### What is being asked:
Update the lines from the one with "- municipal-value-label: 71.7%: [826, 709, 899, 735]" to the one with "- x-tick-label: 80%: [943, 944, 992, 969]" by replacing "county-bar" with "county-column" and leaving everything else unchanged, and return only those lines.
# START OF Records to use
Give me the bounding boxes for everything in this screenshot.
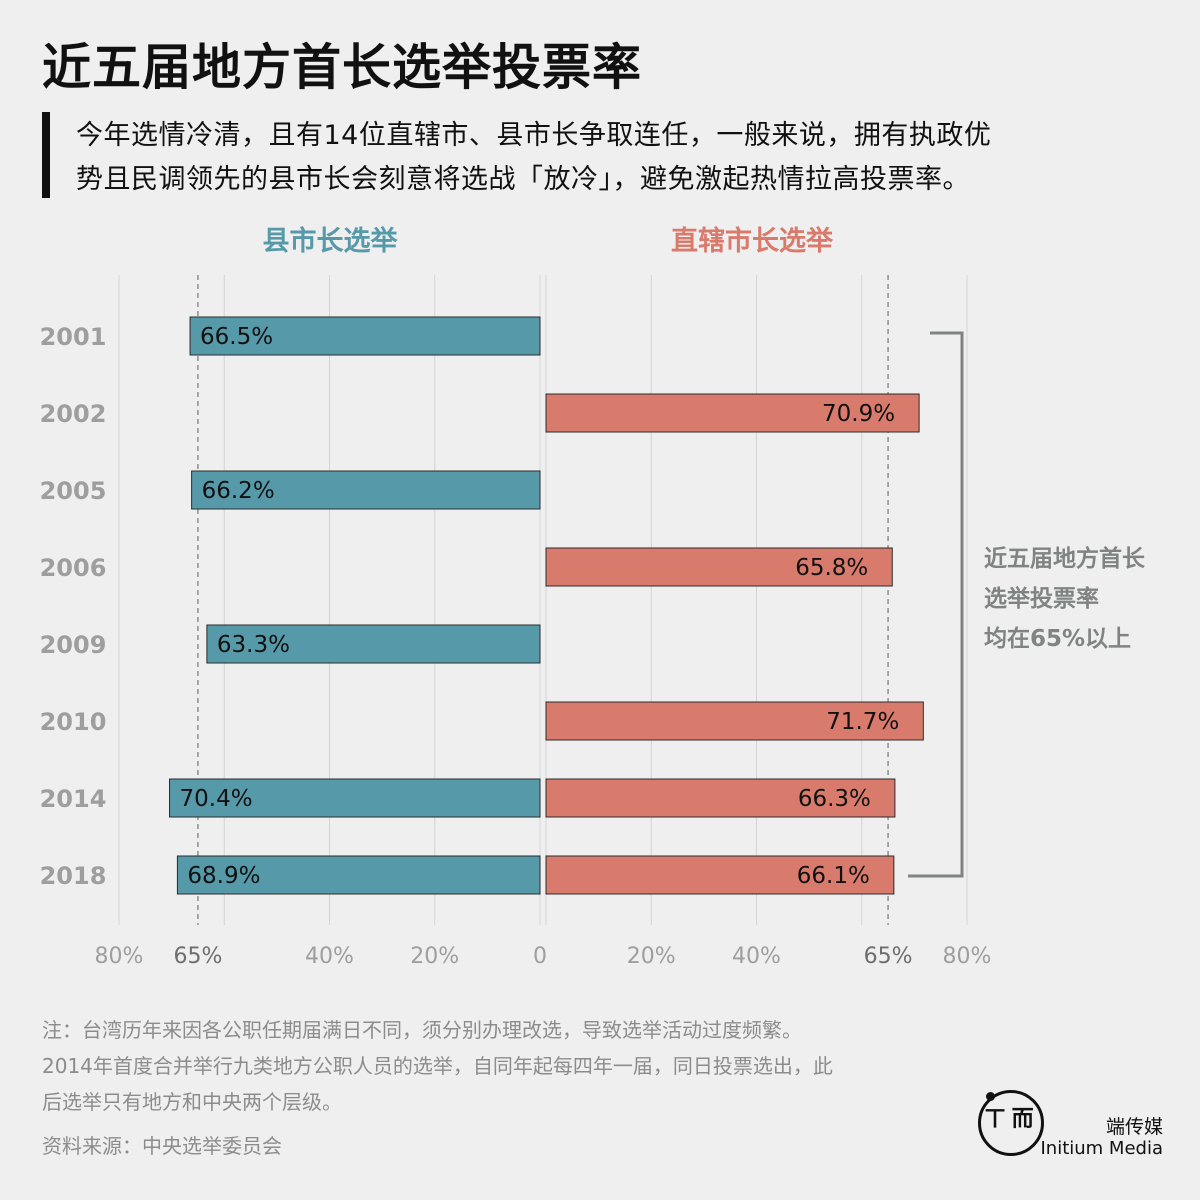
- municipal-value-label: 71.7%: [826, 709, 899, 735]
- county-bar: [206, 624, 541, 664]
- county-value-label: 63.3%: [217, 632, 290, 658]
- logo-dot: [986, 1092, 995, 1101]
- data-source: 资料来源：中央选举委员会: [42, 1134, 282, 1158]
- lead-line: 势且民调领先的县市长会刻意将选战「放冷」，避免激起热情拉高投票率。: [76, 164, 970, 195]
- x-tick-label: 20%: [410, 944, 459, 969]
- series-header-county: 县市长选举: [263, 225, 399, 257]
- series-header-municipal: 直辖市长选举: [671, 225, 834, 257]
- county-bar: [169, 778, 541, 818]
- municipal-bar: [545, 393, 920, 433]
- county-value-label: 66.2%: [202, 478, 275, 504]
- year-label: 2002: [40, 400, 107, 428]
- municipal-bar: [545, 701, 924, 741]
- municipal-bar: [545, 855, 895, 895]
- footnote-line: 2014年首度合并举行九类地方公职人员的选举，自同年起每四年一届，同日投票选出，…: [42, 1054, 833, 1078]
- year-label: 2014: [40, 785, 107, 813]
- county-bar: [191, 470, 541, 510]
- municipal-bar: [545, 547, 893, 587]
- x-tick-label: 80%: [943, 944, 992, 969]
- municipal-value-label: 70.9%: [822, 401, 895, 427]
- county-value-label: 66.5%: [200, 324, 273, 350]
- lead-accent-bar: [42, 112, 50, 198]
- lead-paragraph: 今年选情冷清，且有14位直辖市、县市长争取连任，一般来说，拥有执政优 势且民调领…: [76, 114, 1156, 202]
# END OF Records to use
### Worked answer:
- municipal-value-label: 71.7%: [826, 709, 899, 735]
- county-column: [206, 624, 541, 664]
- county-value-label: 63.3%: [217, 632, 290, 658]
- logo-dot: [986, 1092, 995, 1101]
- data-source: 资料来源：中央选举委员会: [42, 1134, 282, 1158]
- lead-line: 势且民调领先的县市长会刻意将选战「放冷」，避免激起热情拉高投票率。: [76, 164, 970, 195]
- x-tick-label: 20%: [410, 944, 459, 969]
- series-header-county: 县市长选举: [263, 225, 399, 257]
- series-header-municipal: 直辖市长选举: [671, 225, 834, 257]
- county-column: [169, 778, 541, 818]
- municipal-bar: [545, 393, 920, 433]
- county-value-label: 66.2%: [202, 478, 275, 504]
- year-label: 2002: [40, 400, 107, 428]
- municipal-bar: [545, 701, 924, 741]
- municipal-bar: [545, 855, 895, 895]
- footnote-line: 2014年首度合并举行九类地方公职人员的选举，自同年起每四年一届，同日投票选出，…: [42, 1054, 833, 1078]
- year-label: 2014: [40, 785, 107, 813]
- county-column: [191, 470, 541, 510]
- municipal-bar: [545, 547, 893, 587]
- x-tick-label: 80%: [943, 944, 992, 969]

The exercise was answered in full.